'''

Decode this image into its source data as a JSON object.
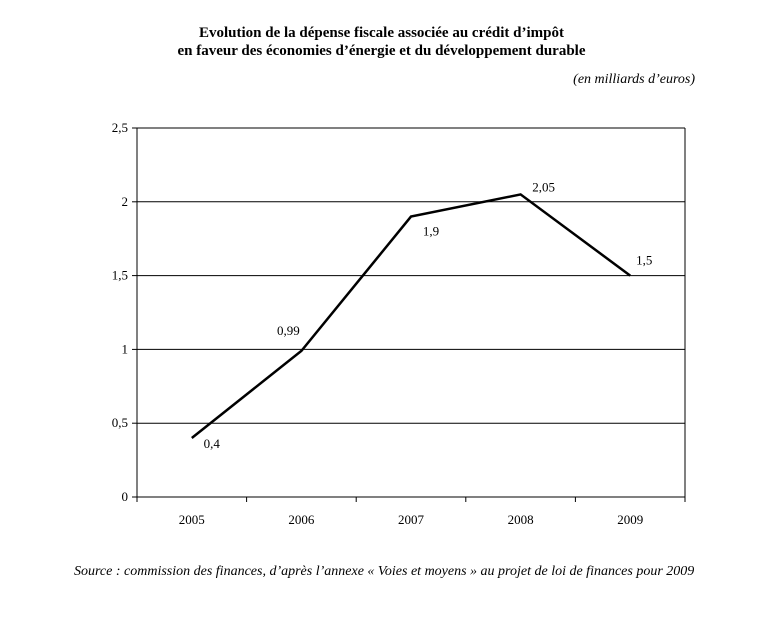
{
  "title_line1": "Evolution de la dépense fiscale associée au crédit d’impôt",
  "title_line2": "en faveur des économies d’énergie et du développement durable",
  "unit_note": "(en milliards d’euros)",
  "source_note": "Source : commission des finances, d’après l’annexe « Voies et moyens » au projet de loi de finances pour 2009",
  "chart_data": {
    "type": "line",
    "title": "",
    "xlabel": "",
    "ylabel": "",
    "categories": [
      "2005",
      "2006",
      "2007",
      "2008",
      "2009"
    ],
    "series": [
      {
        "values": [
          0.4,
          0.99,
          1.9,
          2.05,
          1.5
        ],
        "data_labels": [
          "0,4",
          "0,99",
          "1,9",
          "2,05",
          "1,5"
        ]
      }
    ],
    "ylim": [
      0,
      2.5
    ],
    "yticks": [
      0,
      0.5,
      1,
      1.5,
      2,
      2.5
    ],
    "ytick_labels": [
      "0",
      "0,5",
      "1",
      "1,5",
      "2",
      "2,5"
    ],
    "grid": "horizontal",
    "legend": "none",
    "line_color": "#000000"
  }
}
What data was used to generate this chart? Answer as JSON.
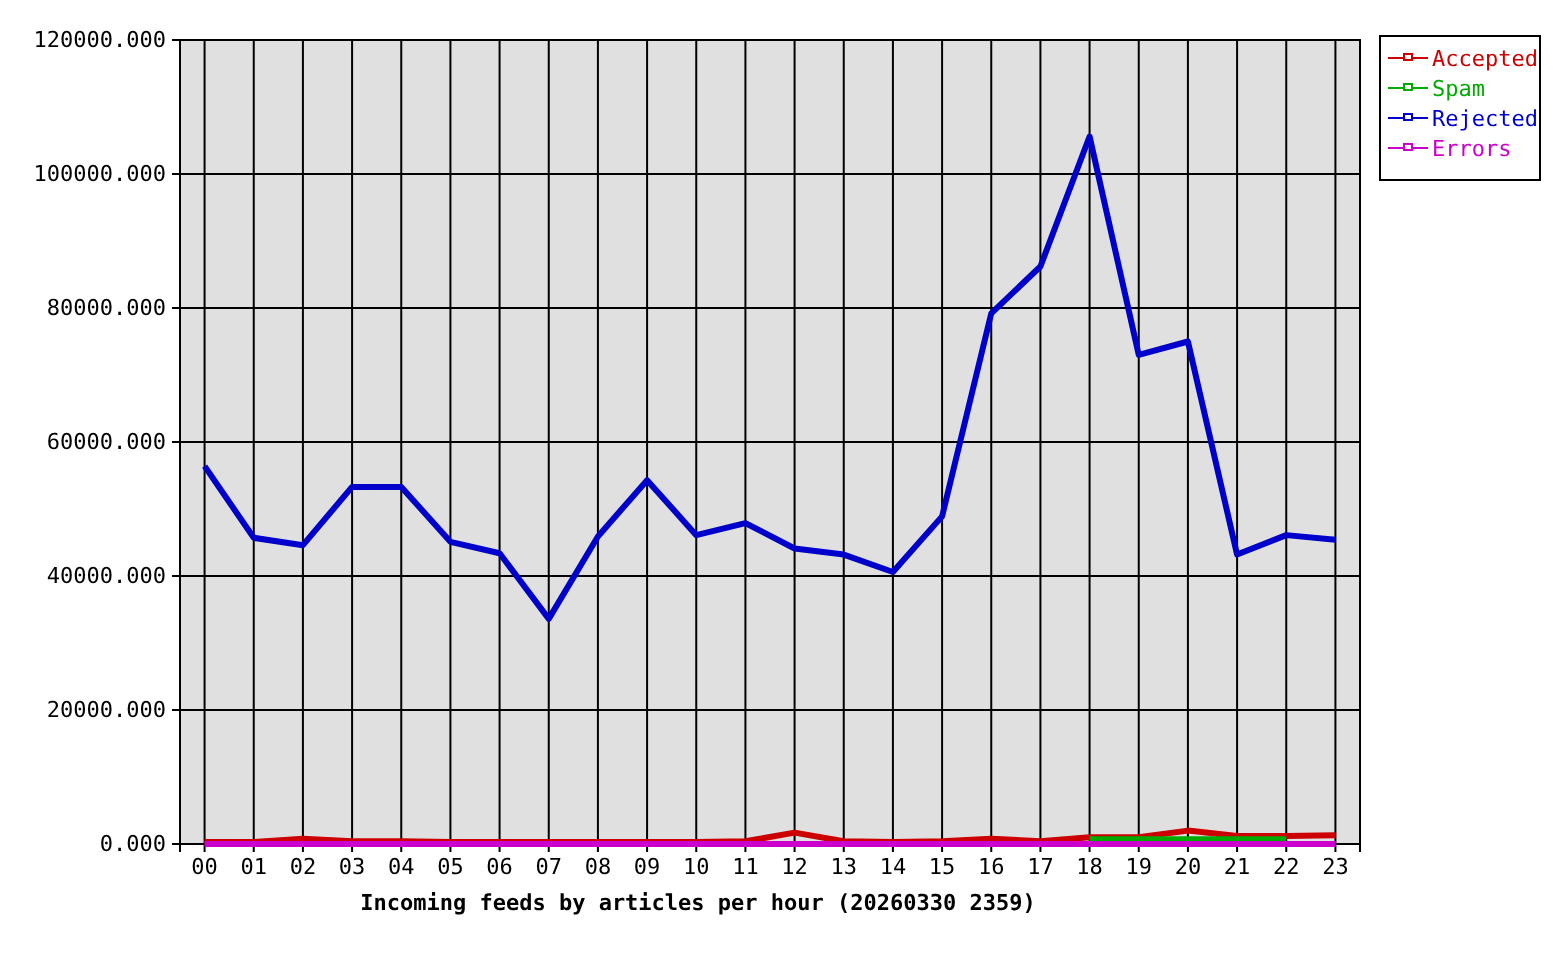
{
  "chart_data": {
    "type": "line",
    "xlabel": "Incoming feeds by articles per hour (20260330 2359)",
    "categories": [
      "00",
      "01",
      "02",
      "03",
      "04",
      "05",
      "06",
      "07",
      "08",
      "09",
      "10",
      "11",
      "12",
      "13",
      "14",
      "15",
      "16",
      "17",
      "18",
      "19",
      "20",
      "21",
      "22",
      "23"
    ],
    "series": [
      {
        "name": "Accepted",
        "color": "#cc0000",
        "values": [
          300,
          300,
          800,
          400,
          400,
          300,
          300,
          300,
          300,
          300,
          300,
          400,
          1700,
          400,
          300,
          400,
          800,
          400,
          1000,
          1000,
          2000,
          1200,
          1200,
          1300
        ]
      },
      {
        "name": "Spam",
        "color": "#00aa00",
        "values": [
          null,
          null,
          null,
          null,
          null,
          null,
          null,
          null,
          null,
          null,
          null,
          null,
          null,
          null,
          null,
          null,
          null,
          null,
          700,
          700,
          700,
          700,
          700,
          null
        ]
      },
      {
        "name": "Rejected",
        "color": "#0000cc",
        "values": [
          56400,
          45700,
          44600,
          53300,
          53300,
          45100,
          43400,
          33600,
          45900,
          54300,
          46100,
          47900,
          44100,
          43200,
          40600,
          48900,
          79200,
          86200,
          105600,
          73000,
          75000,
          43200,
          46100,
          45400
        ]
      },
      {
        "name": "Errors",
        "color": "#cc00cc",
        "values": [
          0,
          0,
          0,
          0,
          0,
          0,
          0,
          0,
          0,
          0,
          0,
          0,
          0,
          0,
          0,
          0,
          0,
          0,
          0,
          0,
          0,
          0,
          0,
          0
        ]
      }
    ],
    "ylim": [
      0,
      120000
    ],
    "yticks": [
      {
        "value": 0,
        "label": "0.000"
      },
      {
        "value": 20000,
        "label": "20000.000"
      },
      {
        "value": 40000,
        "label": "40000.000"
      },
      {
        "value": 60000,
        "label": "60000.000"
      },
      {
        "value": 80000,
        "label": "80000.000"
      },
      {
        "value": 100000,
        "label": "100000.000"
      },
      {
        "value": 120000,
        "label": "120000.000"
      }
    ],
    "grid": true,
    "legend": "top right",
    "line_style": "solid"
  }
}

'''
'''

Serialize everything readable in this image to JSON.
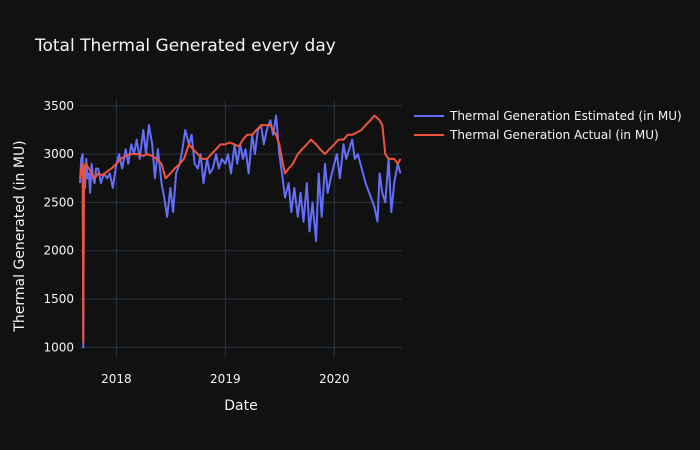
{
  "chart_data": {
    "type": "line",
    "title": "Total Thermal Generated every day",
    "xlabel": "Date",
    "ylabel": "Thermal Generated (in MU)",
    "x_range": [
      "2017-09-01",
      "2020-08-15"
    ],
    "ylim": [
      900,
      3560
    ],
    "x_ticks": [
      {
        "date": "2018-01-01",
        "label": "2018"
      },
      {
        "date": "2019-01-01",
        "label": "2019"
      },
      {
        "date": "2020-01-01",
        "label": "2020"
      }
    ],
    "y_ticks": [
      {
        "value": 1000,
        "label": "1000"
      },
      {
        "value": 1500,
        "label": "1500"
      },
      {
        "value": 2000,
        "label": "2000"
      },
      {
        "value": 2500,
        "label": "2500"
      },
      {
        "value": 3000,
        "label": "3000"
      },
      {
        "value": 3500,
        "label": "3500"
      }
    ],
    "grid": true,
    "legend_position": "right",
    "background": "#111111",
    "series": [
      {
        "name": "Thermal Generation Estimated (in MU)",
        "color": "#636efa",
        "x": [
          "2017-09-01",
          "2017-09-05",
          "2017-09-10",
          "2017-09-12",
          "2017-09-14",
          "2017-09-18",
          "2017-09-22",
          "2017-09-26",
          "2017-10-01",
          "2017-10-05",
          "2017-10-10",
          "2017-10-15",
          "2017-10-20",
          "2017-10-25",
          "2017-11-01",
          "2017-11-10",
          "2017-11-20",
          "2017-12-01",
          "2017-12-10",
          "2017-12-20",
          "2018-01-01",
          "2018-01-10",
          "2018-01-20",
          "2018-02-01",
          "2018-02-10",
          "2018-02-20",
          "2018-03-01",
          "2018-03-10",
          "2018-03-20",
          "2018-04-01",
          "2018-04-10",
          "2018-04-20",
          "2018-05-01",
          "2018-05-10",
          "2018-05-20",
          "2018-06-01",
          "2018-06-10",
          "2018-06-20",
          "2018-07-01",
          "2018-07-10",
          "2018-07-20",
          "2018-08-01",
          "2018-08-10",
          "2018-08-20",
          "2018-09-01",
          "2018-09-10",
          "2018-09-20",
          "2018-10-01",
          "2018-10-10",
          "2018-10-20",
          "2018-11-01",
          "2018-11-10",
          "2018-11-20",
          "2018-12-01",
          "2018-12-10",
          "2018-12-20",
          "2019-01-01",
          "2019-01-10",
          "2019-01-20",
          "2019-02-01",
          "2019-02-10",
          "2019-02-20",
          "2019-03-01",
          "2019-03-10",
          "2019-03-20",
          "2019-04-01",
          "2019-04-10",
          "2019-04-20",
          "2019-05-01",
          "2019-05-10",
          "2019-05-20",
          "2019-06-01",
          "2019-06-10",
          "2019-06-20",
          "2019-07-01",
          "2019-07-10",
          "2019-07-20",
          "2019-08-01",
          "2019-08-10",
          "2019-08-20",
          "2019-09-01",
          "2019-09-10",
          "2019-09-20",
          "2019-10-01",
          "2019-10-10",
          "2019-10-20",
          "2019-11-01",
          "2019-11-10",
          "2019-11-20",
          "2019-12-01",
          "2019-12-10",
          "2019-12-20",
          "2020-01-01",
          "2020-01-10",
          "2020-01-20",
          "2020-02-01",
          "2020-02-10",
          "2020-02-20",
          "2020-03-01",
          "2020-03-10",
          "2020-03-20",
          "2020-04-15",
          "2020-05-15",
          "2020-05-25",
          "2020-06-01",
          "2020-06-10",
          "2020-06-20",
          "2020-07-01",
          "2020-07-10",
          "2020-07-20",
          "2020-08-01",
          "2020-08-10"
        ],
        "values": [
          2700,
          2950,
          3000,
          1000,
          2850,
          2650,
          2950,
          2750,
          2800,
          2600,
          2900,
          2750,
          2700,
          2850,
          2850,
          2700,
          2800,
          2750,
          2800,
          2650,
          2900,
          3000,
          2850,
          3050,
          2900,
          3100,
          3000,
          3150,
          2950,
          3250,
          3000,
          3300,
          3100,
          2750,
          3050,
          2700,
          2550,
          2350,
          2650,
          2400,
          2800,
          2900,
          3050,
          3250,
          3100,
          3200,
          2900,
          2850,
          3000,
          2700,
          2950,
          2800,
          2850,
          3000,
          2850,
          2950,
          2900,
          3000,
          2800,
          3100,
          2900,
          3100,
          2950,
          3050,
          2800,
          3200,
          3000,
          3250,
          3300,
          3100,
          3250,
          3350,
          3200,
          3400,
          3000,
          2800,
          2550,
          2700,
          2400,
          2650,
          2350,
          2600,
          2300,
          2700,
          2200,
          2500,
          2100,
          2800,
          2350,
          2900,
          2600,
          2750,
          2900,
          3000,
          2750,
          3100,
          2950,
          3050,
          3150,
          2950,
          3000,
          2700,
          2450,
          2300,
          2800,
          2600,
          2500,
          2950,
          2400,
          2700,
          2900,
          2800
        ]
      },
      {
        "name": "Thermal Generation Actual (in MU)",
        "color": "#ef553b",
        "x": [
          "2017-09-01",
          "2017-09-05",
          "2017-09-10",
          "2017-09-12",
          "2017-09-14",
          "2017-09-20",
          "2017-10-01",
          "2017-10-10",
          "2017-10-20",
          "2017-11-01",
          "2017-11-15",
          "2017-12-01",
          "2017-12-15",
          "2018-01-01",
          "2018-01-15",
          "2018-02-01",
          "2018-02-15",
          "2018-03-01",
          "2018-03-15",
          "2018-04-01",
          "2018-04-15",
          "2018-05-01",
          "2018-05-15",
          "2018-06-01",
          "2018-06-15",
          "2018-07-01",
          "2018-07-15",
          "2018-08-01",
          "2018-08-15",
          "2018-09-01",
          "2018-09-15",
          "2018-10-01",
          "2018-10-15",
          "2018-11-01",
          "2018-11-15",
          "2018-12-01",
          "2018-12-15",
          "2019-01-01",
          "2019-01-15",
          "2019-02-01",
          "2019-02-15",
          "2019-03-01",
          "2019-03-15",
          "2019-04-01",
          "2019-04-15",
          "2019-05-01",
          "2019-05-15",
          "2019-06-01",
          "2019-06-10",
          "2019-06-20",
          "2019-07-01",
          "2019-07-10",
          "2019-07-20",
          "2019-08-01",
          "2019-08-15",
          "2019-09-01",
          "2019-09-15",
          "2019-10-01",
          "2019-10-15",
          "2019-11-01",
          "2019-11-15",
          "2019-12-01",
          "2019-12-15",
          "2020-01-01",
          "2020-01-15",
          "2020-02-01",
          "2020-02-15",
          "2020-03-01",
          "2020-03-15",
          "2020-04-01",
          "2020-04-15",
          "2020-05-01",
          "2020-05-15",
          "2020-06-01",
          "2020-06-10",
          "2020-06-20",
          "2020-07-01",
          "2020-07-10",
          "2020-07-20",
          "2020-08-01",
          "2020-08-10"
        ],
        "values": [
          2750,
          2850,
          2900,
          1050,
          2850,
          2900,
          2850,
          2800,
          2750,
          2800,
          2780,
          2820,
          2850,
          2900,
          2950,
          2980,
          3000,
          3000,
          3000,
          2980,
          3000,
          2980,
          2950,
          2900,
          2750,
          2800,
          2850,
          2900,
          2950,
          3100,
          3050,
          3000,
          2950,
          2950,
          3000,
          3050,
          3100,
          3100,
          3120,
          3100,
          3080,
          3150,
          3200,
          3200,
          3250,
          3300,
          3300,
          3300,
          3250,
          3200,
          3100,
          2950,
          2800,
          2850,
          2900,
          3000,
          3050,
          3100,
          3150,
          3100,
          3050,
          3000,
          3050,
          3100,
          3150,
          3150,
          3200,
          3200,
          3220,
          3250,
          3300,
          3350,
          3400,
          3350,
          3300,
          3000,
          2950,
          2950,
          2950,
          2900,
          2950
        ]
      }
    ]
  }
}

'''

Exercise requirements
Gather each line of the records holding the string "JSON".

Exercise response
Decode this image into its source data as a JSON object.
What data was used to generate this chart? Answer as JSON.
Serialize everything readable in this image to JSON.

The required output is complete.